Gather each line of the entries below that includes "name".

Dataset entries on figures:
- - - - - - -

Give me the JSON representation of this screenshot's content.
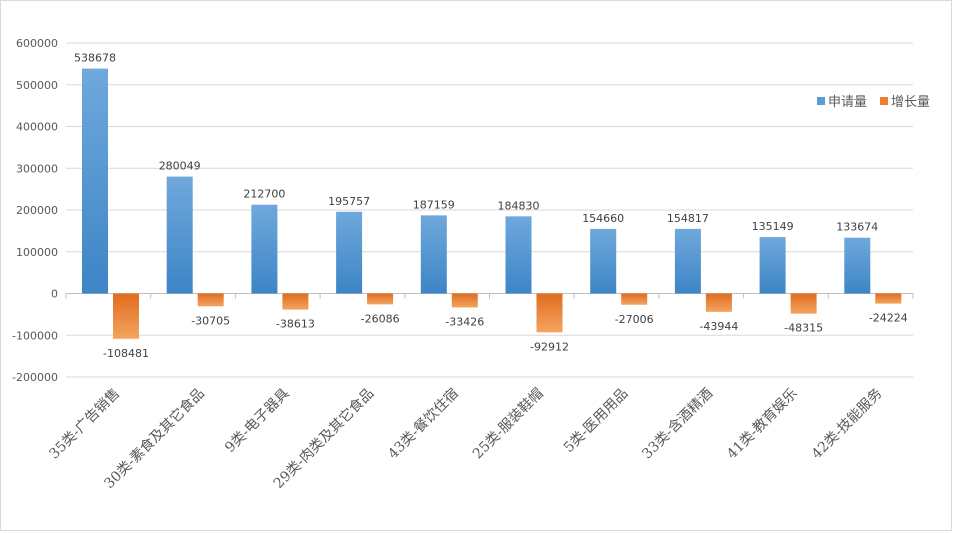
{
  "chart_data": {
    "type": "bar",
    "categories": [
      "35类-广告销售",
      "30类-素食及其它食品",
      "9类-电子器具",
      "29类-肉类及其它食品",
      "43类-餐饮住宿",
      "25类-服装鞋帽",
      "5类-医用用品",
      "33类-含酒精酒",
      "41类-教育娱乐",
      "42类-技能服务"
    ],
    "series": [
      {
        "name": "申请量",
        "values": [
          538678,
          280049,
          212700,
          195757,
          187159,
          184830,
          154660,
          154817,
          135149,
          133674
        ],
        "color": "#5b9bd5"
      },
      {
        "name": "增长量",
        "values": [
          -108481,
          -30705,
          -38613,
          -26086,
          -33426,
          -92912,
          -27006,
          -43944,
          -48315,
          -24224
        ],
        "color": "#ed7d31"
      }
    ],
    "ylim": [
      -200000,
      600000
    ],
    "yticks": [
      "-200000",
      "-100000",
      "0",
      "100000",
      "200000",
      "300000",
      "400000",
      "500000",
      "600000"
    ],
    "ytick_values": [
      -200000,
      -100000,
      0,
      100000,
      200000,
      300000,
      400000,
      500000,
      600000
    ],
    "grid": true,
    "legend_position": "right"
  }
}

- - - - - - -

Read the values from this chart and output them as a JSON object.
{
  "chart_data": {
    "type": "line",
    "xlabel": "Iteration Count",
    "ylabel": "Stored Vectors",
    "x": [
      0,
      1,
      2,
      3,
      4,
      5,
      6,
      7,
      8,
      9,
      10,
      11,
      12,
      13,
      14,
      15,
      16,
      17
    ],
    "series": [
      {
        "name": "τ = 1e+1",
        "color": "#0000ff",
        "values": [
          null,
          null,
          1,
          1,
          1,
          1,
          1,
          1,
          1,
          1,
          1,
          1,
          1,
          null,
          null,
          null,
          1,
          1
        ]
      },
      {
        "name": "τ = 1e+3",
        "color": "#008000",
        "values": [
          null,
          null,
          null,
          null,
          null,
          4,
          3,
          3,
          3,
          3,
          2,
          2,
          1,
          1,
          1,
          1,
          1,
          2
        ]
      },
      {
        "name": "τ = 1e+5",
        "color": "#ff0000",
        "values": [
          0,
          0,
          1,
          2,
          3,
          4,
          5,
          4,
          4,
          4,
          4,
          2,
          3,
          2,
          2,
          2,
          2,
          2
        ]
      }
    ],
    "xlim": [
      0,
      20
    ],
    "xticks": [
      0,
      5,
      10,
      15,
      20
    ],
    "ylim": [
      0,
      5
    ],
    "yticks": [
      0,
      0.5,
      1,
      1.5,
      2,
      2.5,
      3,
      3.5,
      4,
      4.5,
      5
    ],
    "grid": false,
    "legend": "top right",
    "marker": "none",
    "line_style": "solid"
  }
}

- - - - - - -

### RESPONSE
        "name": "申请量",
        "name": "增长量",
        "name": "τ = 1e+1",
        "name": "τ = 1e+3",
        "name": "τ = 1e+5",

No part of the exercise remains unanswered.